■ **Records provided**:
>>>>>
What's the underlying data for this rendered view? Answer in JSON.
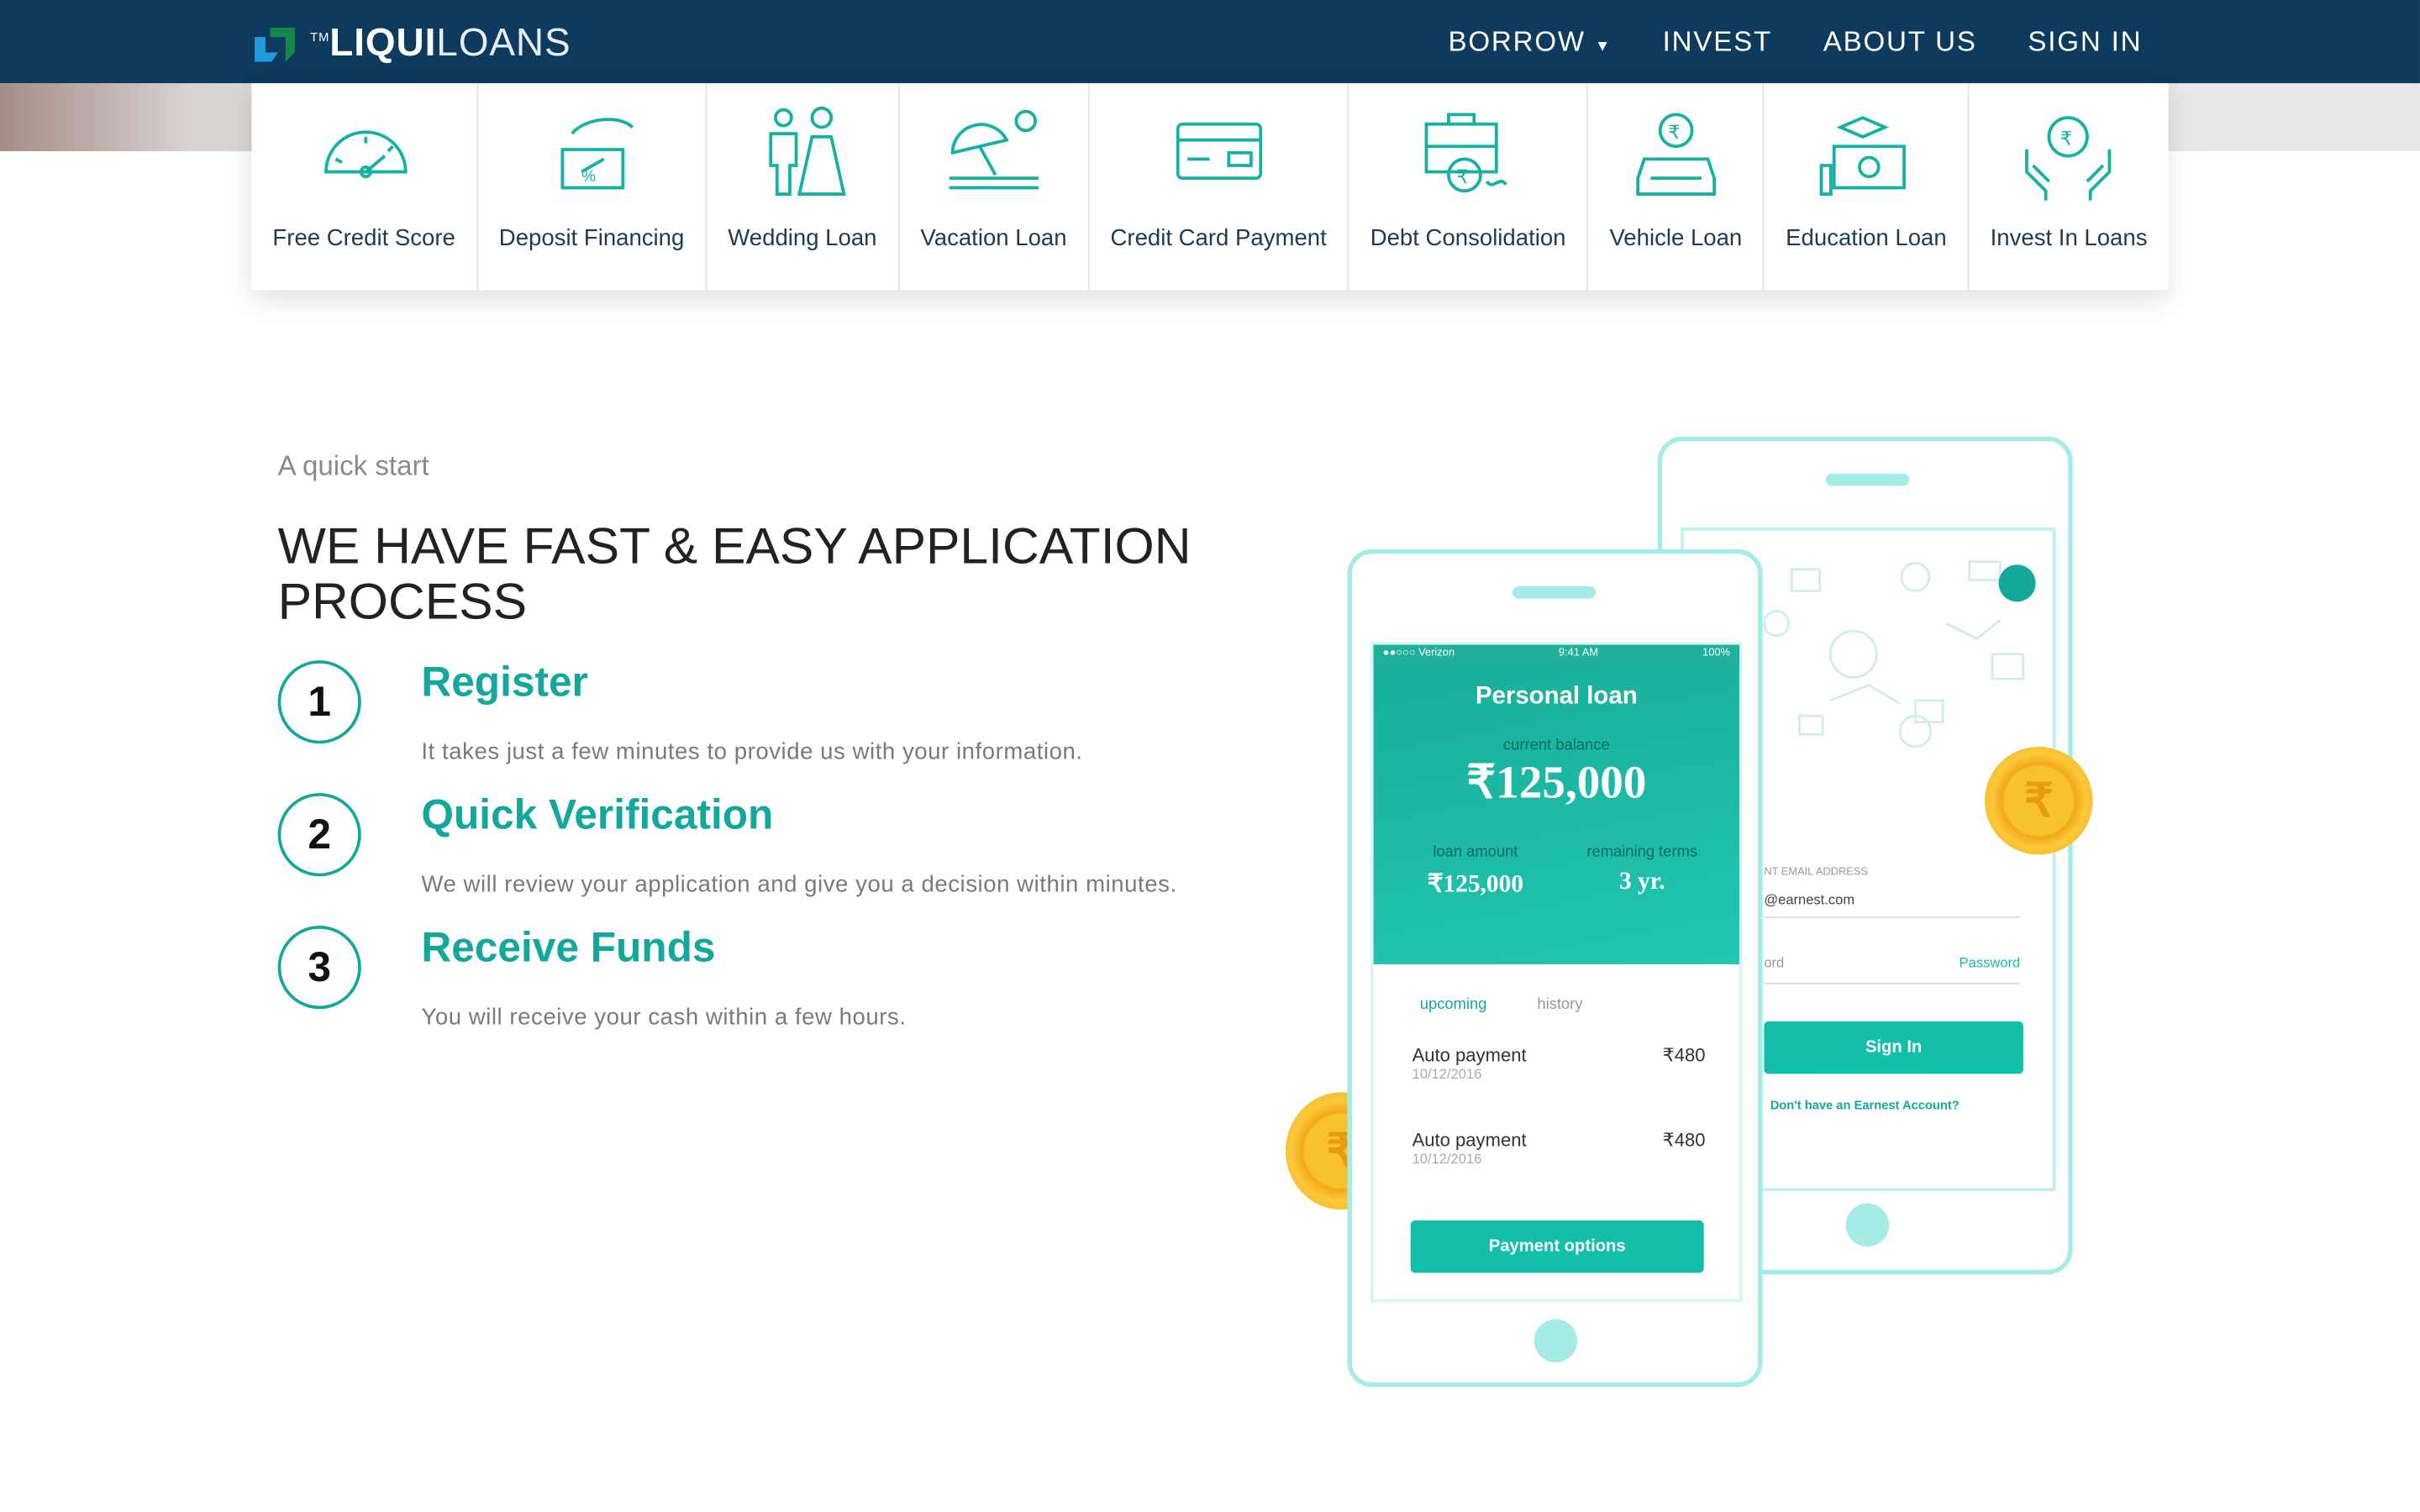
{
  "nav": {
    "logo": {
      "tm": "TM",
      "bold": "LIQUI",
      "light": "LOANS"
    },
    "links": [
      "BORROW",
      "INVEST",
      "ABOUT US",
      "SIGN IN"
    ]
  },
  "menu": {
    "items": [
      {
        "label": "Free Credit Score",
        "icon": "speedometer-icon"
      },
      {
        "label": "Deposit Financing",
        "icon": "hand-percent-icon"
      },
      {
        "label": "Wedding Loan",
        "icon": "wedding-couple-icon"
      },
      {
        "label": "Vacation Loan",
        "icon": "beach-umbrella-icon"
      },
      {
        "label": "Credit Card Payment",
        "icon": "credit-card-icon"
      },
      {
        "label": "Debt Consolidation",
        "icon": "briefcase-rupee-icon"
      },
      {
        "label": "Vehicle Loan",
        "icon": "car-rupee-icon"
      },
      {
        "label": "Education Loan",
        "icon": "graduation-money-icon"
      },
      {
        "label": "Invest In Loans",
        "icon": "hands-rupee-icon"
      }
    ]
  },
  "main": {
    "kicker": "A quick start",
    "heading": "WE HAVE FAST & EASY APPLICATION PROCESS",
    "steps": [
      {
        "num": "1",
        "title": "Register",
        "desc": "It takes just a few minutes to provide us with your information."
      },
      {
        "num": "2",
        "title": "Quick Verification",
        "desc": "We will review your application and give you a decision within minutes."
      },
      {
        "num": "3",
        "title": "Receive Funds",
        "desc": "You will receive your cash within a few hours."
      }
    ]
  },
  "phone_front": {
    "status": {
      "carrier": "●●○○○ Verizon",
      "time": "9:41 AM",
      "battery": "100%"
    },
    "title": "Personal loan",
    "balance_label": "current balance",
    "balance": "₹125,000",
    "loan_amount_label": "loan amount",
    "loan_amount": "₹125,000",
    "terms_label": "remaining terms",
    "terms": "3 yr.",
    "tabs": [
      "upcoming",
      "history"
    ],
    "payments": [
      {
        "name": "Auto payment",
        "date": "10/12/2016",
        "amount": "₹480"
      },
      {
        "name": "Auto payment",
        "date": "10/12/2016",
        "amount": "₹480"
      }
    ],
    "button": "Payment options"
  },
  "phone_back": {
    "email_label": "NT EMAIL ADDRESS",
    "email_value": "@earnest.com",
    "password_label": "ord",
    "password_link": "Password",
    "signin": "Sign In",
    "signup": "Don't have an Earnest Account?"
  },
  "coin_symbol": "₹",
  "colors": {
    "nav": "#0e3a5e",
    "accent": "#14a89c",
    "phone_teal": "#1fbfaa"
  }
}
<<<<<
Pick out the lines containing the word "rupee" and show them.

        "icon": "briefcase-rupee-icon"
        "icon": "car-rupee-icon"
        "icon": "hands-rupee-icon"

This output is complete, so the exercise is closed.